> **PROBLEM**
Do not include the pictures; repeat the rest of the data exactly.

> **RECORDS SUPPLIED**
* * * * * * *

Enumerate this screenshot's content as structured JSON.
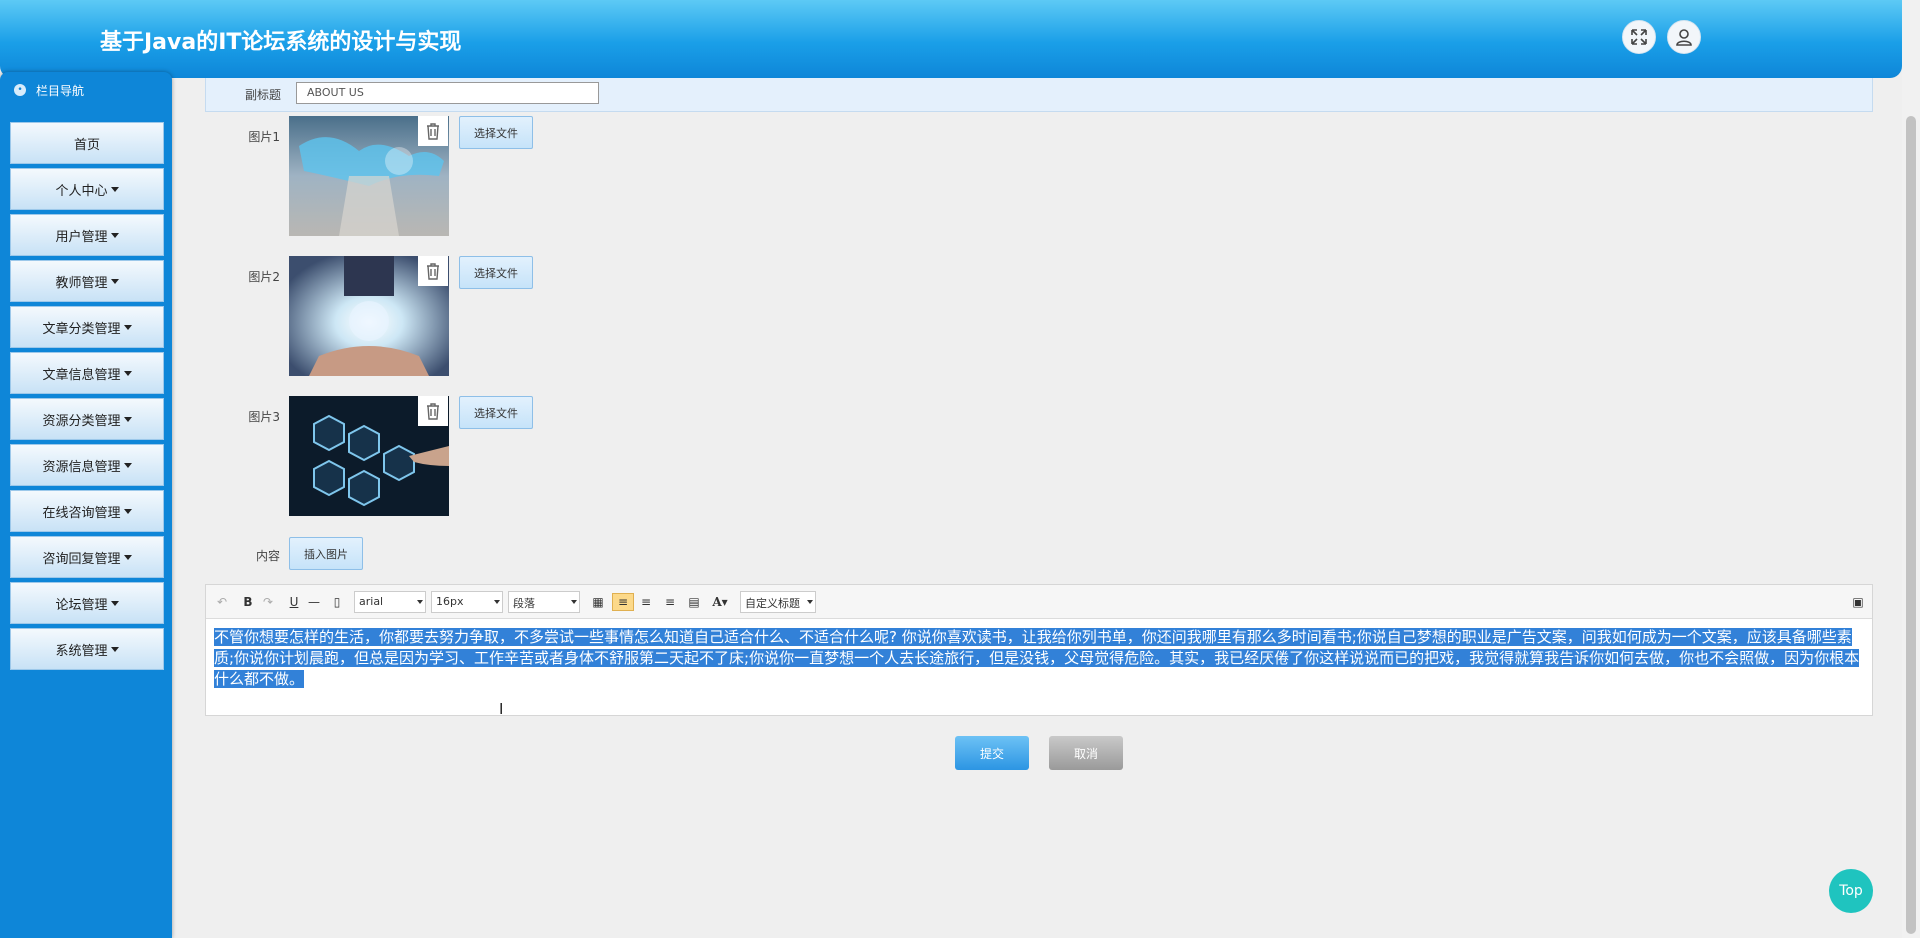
{
  "header": {
    "title": "基于Java的IT论坛系统的设计与实现"
  },
  "icons": {
    "fullscreen": "expand-icon",
    "user": "user-icon",
    "delete": "trash-icon"
  },
  "sidebar": {
    "title": "栏目导航",
    "items": [
      {
        "label": "首页",
        "dropdown": false
      },
      {
        "label": "个人中心",
        "dropdown": true
      },
      {
        "label": "用户管理",
        "dropdown": true
      },
      {
        "label": "教师管理",
        "dropdown": true
      },
      {
        "label": "文章分类管理",
        "dropdown": true
      },
      {
        "label": "文章信息管理",
        "dropdown": true
      },
      {
        "label": "资源分类管理",
        "dropdown": true
      },
      {
        "label": "资源信息管理",
        "dropdown": true
      },
      {
        "label": "在线咨询管理",
        "dropdown": true
      },
      {
        "label": "咨询回复管理",
        "dropdown": true
      },
      {
        "label": "论坛管理",
        "dropdown": true
      },
      {
        "label": "系统管理",
        "dropdown": true
      }
    ]
  },
  "form": {
    "subtitle_label": "副标题",
    "subtitle_value": "ABOUT US",
    "images": [
      {
        "label": "图片1",
        "button": "选择文件"
      },
      {
        "label": "图片2",
        "button": "选择文件"
      },
      {
        "label": "图片3",
        "button": "选择文件"
      }
    ],
    "content_label": "内容",
    "insert_image": "插入图片"
  },
  "editor": {
    "font": "arial",
    "size": "16px",
    "block": "段落",
    "custom_title": "自定义标题",
    "content": "不管你想要怎样的生活，你都要去努力争取，不多尝试一些事情怎么知道自己适合什么、不适合什么呢? 你说你喜欢读书，让我给你列书单，你还问我哪里有那么多时间看书;你说自己梦想的职业是广告文案，问我如何成为一个文案，应该具备哪些素质;你说你计划晨跑，但总是因为学习、工作辛苦或者身体不舒服第二天起不了床;你说你一直梦想一个人去长途旅行，但是没钱，父母觉得危险。其实，我已经厌倦了你这样说说而已的把戏，我觉得就算我告诉你如何去做，你也不会照做，因为你根本什么都不做。"
  },
  "actions": {
    "submit": "提交",
    "cancel": "取消",
    "top": "Top"
  }
}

* * * * * * *

> **SOLUTION TO THE PROBLEM**
Enumerate this screenshot's content as structured JSON.
{
  "header": {
    "title": "基于Java的IT论坛系统的设计与实现"
  },
  "icons": {
    "fullscreen": "expand-icon",
    "user": "user-icon",
    "delete": "trash-icon"
  },
  "sidebar": {
    "title": "栏目导航",
    "items": [
      {
        "label": "首页",
        "dropdown": false
      },
      {
        "label": "个人中心",
        "dropdown": true
      },
      {
        "label": "用户管理",
        "dropdown": true
      },
      {
        "label": "教师管理",
        "dropdown": true
      },
      {
        "label": "文章分类管理",
        "dropdown": true
      },
      {
        "label": "文章信息管理",
        "dropdown": true
      },
      {
        "label": "资源分类管理",
        "dropdown": true
      },
      {
        "label": "资源信息管理",
        "dropdown": true
      },
      {
        "label": "在线咨询管理",
        "dropdown": true
      },
      {
        "label": "咨询回复管理",
        "dropdown": true
      },
      {
        "label": "论坛管理",
        "dropdown": true
      },
      {
        "label": "系统管理",
        "dropdown": true
      }
    ]
  },
  "form": {
    "subtitle_label": "副标题",
    "subtitle_value": "ABOUT US",
    "images": [
      {
        "label": "图片1",
        "button": "选择文件"
      },
      {
        "label": "图片2",
        "button": "选择文件"
      },
      {
        "label": "图片3",
        "button": "选择文件"
      }
    ],
    "content_label": "内容",
    "insert_image": "插入图片"
  },
  "editor": {
    "font": "arial",
    "size": "16px",
    "block": "段落",
    "custom_title": "自定义标题",
    "content": "不管你想要怎样的生活，你都要去努力争取，不多尝试一些事情怎么知道自己适合什么、不适合什么呢? 你说你喜欢读书，让我给你列书单，你还问我哪里有那么多时间看书;你说自己梦想的职业是广告文案，问我如何成为一个文案，应该具备哪些素质;你说你计划晨跑，但总是因为学习、工作辛苦或者身体不舒服第二天起不了床;你说你一直梦想一个人去长途旅行，但是没钱，父母觉得危险。其实，我已经厌倦了你这样说说而已的把戏，我觉得就算我告诉你如何去做，你也不会照做，因为你根本什么都不做。"
  },
  "actions": {
    "submit": "提交",
    "cancel": "取消",
    "top": "Top"
  }
}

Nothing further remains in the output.